● Request
Scan the following material for the string "甲状腺癌" and copy each line in which it appears.

Begin Data in this exercise

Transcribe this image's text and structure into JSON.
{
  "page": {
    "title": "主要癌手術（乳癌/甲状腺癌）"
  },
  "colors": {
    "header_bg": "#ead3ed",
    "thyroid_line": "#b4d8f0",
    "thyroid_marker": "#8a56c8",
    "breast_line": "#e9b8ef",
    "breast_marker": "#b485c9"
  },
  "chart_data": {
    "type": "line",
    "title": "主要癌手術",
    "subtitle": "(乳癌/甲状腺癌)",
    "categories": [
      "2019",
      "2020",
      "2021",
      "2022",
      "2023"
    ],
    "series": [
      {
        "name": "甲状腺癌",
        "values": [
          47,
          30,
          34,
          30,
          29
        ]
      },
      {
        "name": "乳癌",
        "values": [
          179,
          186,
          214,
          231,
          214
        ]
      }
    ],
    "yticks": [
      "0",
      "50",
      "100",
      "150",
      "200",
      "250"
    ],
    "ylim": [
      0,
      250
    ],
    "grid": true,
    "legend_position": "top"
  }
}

End Data in this exercise

● Answer below
    "title": "主要癌手術（乳癌/甲状腺癌）"
    "subtitle": "(乳癌/甲状腺癌)",
        "name": "甲状腺癌",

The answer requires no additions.